[Aim of the task]
Using the records below, give the number of lines where the word "电力工程制图标准" appears, with no further output.

[Records provided]
>>>
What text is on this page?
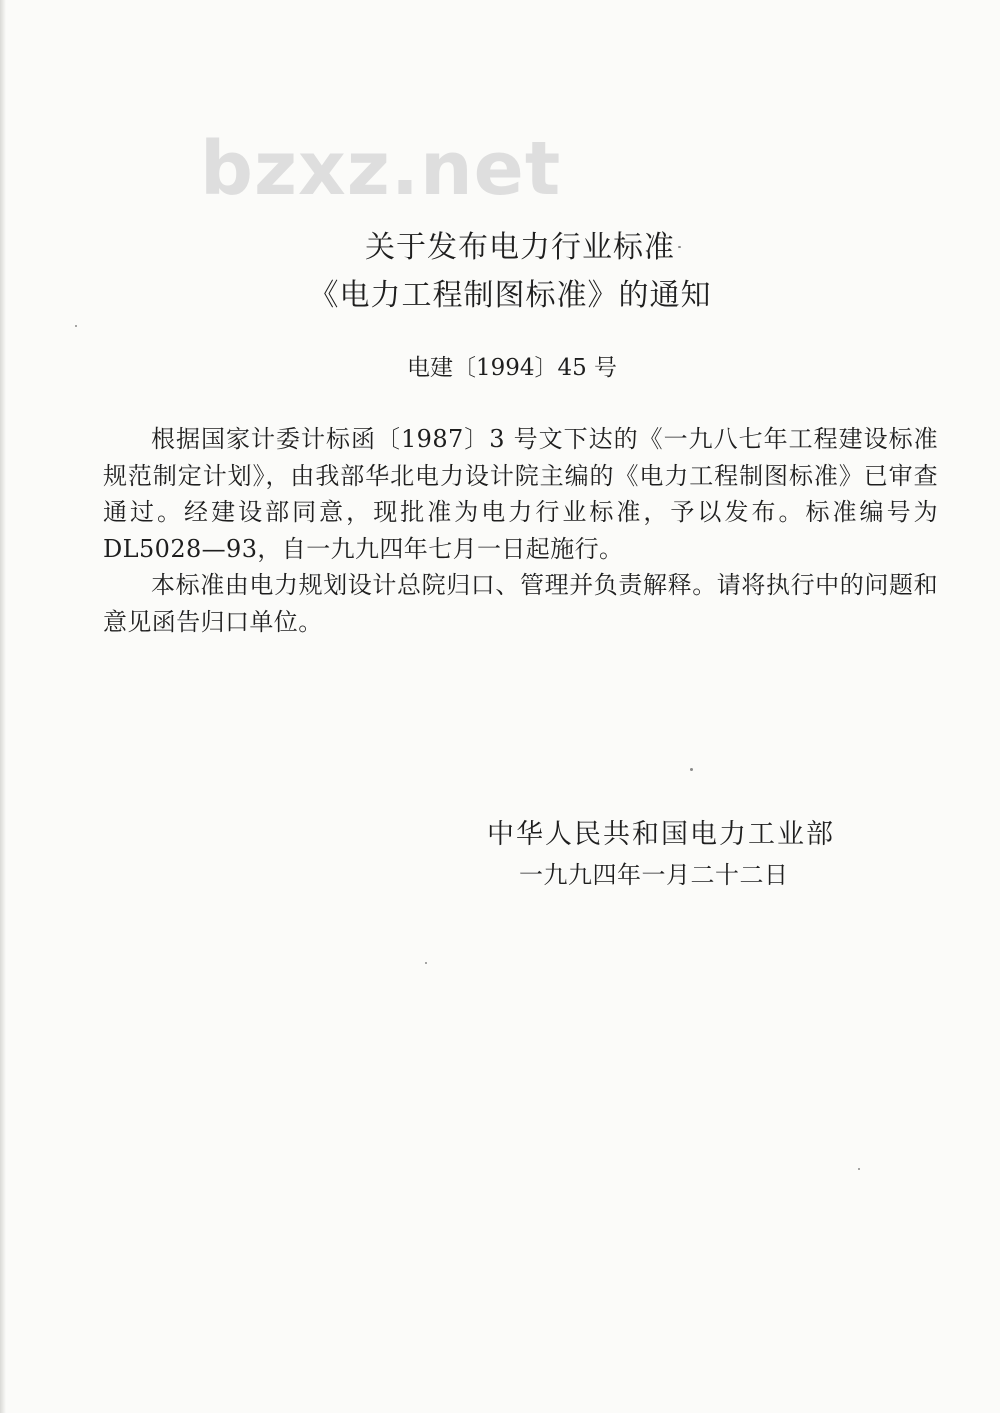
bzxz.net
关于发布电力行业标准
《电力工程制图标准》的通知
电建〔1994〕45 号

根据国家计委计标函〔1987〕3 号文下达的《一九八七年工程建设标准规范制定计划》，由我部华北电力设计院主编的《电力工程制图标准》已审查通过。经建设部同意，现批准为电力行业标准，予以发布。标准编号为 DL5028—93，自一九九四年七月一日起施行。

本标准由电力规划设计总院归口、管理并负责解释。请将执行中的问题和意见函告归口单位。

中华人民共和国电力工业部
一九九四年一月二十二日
<<<
[Result for this exercise]
2